# start of Items
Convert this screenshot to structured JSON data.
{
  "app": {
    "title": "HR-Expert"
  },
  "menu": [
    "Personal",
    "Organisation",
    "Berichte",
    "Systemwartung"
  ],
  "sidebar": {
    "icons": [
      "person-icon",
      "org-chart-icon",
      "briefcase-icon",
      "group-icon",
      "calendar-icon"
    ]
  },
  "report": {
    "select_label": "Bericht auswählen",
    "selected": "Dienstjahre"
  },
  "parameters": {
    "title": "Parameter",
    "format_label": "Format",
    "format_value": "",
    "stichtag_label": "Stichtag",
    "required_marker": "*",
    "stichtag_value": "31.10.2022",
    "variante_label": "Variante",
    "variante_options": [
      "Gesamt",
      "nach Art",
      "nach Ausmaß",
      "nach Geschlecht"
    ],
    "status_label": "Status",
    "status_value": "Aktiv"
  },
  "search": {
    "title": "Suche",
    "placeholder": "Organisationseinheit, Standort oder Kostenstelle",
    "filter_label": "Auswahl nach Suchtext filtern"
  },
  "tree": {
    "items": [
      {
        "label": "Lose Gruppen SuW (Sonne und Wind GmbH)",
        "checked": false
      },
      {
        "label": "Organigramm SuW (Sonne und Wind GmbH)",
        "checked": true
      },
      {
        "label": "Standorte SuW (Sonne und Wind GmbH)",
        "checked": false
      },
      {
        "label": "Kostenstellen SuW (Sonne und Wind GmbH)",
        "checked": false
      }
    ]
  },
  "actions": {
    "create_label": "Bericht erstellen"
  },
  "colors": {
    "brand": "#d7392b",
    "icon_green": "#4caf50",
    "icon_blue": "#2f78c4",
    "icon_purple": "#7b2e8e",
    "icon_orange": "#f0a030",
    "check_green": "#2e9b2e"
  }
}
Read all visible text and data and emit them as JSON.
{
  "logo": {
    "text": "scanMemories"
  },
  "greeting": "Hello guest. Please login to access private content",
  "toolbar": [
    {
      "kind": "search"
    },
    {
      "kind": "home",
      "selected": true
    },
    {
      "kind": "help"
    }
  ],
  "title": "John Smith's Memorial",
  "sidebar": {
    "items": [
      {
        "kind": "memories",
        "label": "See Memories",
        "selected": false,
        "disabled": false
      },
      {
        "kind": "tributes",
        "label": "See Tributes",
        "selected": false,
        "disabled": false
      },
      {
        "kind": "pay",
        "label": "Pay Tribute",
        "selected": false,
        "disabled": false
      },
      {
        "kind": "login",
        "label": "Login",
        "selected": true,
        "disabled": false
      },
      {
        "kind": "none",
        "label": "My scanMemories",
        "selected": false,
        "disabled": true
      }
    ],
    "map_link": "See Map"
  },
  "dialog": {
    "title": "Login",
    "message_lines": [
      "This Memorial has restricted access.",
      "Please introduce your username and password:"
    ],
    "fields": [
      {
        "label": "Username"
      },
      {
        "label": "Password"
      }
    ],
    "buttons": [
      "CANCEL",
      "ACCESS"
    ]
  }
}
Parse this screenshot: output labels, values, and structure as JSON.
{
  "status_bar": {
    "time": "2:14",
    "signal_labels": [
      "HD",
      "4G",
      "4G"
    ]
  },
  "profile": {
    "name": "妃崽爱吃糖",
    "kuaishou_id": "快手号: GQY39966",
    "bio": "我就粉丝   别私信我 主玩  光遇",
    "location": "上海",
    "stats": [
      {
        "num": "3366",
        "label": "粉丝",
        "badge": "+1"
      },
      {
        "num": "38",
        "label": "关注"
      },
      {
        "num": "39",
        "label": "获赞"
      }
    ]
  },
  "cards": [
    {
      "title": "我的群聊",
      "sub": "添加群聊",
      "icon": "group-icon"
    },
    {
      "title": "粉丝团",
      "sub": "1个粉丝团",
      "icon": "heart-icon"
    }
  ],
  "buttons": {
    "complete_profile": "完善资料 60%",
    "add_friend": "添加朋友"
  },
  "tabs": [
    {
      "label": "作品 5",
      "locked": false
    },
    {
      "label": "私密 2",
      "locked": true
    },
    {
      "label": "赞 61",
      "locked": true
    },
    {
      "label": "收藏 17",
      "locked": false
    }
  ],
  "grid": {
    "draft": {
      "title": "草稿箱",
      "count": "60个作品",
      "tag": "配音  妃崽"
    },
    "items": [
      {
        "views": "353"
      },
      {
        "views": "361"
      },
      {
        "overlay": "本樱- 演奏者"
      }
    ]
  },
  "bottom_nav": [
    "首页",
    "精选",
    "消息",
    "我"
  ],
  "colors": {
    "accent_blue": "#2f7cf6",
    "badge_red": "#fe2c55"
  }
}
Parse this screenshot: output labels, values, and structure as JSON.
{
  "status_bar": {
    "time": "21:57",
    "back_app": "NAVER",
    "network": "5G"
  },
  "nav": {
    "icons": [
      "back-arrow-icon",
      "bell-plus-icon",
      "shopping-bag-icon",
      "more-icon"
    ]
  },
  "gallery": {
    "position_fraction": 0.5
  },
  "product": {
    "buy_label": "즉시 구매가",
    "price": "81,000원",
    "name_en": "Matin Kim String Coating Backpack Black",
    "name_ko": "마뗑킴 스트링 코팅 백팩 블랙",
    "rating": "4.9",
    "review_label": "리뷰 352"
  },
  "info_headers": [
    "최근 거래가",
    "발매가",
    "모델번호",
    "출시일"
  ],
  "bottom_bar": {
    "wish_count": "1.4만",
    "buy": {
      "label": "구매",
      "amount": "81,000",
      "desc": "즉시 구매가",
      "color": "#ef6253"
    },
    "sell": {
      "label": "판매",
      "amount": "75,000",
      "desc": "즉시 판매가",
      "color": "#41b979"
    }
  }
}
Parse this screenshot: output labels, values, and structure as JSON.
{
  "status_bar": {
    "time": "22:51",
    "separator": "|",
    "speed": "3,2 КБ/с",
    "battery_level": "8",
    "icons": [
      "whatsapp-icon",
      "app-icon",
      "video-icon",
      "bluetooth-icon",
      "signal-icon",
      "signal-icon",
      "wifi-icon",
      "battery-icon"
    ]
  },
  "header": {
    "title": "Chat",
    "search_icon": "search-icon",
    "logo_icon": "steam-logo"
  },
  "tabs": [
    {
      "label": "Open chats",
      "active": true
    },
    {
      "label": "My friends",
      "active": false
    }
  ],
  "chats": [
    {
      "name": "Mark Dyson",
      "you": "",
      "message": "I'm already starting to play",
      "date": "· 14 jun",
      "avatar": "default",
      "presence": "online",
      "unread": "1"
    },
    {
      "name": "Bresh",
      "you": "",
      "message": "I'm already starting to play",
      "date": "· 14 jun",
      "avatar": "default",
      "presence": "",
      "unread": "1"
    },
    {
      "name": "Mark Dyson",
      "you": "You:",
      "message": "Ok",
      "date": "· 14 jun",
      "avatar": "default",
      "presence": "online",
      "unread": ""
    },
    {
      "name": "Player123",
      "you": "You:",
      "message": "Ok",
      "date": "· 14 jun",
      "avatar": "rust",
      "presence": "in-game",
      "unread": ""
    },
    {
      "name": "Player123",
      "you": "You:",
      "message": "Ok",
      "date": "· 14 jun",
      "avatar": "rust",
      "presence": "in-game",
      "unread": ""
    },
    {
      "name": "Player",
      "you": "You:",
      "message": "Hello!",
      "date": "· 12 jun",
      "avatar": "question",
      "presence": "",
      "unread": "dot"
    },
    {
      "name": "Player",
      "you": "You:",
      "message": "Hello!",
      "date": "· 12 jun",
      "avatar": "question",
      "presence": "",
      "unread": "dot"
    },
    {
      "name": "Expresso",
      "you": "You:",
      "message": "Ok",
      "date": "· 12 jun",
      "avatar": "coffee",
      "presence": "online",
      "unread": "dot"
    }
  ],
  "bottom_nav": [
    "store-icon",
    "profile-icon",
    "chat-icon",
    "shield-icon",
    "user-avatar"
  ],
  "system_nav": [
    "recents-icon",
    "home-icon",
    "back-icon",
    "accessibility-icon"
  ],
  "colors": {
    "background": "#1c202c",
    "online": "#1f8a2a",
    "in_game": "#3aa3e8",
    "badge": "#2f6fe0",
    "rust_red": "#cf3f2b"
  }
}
# end of Items
- What the task asks: Copy each line of the preceding data that contains the string "nach".

- Result for this exercise:
      "nach Art",
      "nach Ausmaß",
      "nach Geschlecht"
    "filter_label": "Auswahl nach Suchtext filtern"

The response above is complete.